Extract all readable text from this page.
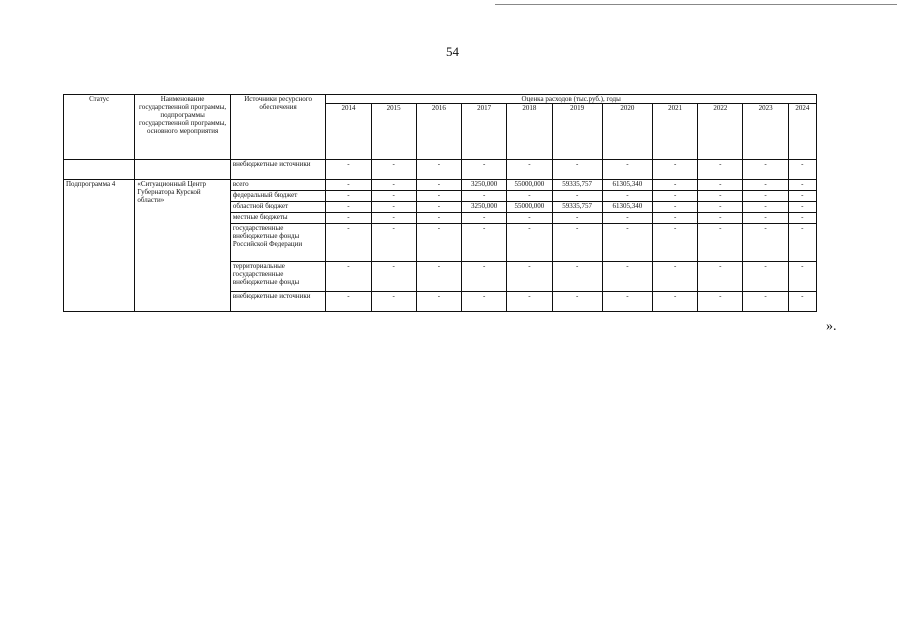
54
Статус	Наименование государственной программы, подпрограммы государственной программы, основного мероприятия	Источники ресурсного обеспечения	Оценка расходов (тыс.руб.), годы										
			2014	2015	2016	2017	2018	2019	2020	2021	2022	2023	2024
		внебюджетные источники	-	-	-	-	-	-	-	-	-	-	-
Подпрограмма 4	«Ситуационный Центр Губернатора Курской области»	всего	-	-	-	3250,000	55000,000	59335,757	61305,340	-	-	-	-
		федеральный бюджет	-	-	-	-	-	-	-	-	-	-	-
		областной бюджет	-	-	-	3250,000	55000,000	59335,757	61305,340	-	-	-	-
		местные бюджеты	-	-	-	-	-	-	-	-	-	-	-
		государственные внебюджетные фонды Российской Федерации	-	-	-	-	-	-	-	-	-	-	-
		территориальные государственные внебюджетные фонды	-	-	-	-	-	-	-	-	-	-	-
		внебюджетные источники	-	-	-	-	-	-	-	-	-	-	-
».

...

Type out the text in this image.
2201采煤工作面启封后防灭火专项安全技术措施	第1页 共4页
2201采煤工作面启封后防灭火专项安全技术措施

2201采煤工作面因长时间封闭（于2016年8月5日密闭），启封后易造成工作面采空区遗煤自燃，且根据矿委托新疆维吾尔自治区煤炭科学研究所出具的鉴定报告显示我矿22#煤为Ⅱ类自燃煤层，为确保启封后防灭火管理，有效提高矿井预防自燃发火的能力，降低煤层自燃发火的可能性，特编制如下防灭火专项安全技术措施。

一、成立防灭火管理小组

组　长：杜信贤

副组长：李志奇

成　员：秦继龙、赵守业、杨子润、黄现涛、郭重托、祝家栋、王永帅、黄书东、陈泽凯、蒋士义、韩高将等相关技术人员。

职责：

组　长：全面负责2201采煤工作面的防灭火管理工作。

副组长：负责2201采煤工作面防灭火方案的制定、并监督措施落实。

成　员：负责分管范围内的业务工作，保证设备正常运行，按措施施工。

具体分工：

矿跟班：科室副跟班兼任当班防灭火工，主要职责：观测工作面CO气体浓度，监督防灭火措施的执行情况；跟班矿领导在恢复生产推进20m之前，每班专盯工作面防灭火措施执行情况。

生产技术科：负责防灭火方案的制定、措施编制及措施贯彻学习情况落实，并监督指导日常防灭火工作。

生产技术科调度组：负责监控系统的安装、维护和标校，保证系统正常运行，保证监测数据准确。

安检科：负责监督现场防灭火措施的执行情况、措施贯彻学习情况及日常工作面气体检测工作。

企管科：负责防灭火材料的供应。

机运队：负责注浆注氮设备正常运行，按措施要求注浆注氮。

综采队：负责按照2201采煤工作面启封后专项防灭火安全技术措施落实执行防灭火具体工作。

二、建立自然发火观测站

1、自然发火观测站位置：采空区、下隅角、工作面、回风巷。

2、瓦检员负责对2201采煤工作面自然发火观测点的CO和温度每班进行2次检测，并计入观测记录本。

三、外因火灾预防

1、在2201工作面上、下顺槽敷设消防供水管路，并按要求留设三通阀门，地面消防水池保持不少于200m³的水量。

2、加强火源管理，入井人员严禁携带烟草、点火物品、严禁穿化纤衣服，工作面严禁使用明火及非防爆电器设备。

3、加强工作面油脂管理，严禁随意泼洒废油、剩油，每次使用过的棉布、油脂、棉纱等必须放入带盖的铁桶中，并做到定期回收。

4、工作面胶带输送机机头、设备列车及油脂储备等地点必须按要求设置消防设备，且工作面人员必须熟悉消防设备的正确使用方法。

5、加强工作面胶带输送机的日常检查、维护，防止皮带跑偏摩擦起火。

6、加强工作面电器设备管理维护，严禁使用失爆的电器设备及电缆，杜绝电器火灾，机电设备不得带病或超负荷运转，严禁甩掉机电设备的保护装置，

- Task brief
Across the entries above, how many lines contain "text"? Provide only the count.

- Solution to this exercise
2